**DIRECTIVE**
Repeat the listing below in full, exactly as it stands.

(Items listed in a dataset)
========================================================================
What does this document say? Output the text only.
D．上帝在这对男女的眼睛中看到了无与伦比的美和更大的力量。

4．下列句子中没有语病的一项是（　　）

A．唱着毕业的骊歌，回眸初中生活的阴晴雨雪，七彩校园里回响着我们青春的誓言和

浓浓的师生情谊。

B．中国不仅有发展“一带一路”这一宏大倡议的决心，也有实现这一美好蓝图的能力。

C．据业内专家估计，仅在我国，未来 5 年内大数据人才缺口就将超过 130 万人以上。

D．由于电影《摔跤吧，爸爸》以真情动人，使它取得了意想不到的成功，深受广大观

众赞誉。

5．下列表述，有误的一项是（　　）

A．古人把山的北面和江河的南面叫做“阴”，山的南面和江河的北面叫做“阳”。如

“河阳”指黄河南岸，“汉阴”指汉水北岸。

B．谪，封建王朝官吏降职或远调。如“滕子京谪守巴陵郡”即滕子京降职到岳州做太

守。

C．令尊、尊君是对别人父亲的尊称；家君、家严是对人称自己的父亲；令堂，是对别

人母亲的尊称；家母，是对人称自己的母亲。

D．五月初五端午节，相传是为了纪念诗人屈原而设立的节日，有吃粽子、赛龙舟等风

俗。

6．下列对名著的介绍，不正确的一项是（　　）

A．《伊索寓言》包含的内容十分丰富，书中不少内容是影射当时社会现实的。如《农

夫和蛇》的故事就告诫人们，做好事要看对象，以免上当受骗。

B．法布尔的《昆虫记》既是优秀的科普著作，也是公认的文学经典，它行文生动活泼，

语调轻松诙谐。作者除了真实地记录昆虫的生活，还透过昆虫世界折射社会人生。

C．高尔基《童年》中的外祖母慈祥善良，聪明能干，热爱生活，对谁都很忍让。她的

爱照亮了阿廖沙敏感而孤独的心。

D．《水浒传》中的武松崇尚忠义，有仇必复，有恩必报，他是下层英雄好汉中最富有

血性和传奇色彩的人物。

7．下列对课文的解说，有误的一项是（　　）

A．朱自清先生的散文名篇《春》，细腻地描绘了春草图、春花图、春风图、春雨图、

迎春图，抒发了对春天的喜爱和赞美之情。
========================================================================
**EXERCISE RESULT**
What does this document say? Output the text only.
D．上帝在这对男女的眼睛中看到了无与伦比的美和更大的力量。

4．下列句子中没有语病的一项是（　　）

A．唱着毕业的骊歌，回眸初中生活的阴晴雨雪，七彩校园里回响着我们青春的誓言和

浓浓的师生情谊。

B．中国不仅有发展“一带一路”这一宏大倡议的决心，也有实现这一美好蓝图的能力。

C．据业内专家估计，仅在我国，未来 5 年内大数据人才缺口就将超过 130 万人以上。

D．由于电影《摔跤吧，爸爸》以真情动人，使它取得了意想不到的成功，深受广大观

众赞誉。

5．下列表述，有误的一项是（　　）

A．古人把山的北面和江河的南面叫做“阴”，山的南面和江河的北面叫做“阳”。如

“河阳”指黄河南岸，“汉阴”指汉水北岸。

B．谪，封建王朝官吏降职或远调。如“滕子京谪守巴陵郡”即滕子京降职到岳州做太

守。

C．令尊、尊君是对别人父亲的尊称；家君、家严是对人称自己的父亲；令堂，是对别

人母亲的尊称；家母，是对人称自己的母亲。

D．五月初五端午节，相传是为了纪念诗人屈原而设立的节日，有吃粽子、赛龙舟等风

俗。

6．下列对名著的介绍，不正确的一项是（　　）

A．《伊索寓言》包含的内容十分丰富，书中不少内容是影射当时社会现实的。如《农

夫和蛇》的故事就告诫人们，做好事要看对象，以免上当受骗。

B．法布尔的《昆虫记》既是优秀的科普著作，也是公认的文学经典，它行文生动活泼，

语调轻松诙谐。作者除了真实地记录昆虫的生活，还透过昆虫世界折射社会人生。

C．高尔基《童年》中的外祖母慈祥善良，聪明能干，热爱生活，对谁都很忍让。她的

爱照亮了阿廖沙敏感而孤独的心。

D．《水浒传》中的武松崇尚忠义，有仇必复，有恩必报，他是下层英雄好汉中最富有

血性和传奇色彩的人物。

7．下列对课文的解说，有误的一项是（　　）

A．朱自清先生的散文名篇《春》，细腻地描绘了春草图、春花图、春风图、春雨图、

迎春图，抒发了对春天的喜爱和赞美之情。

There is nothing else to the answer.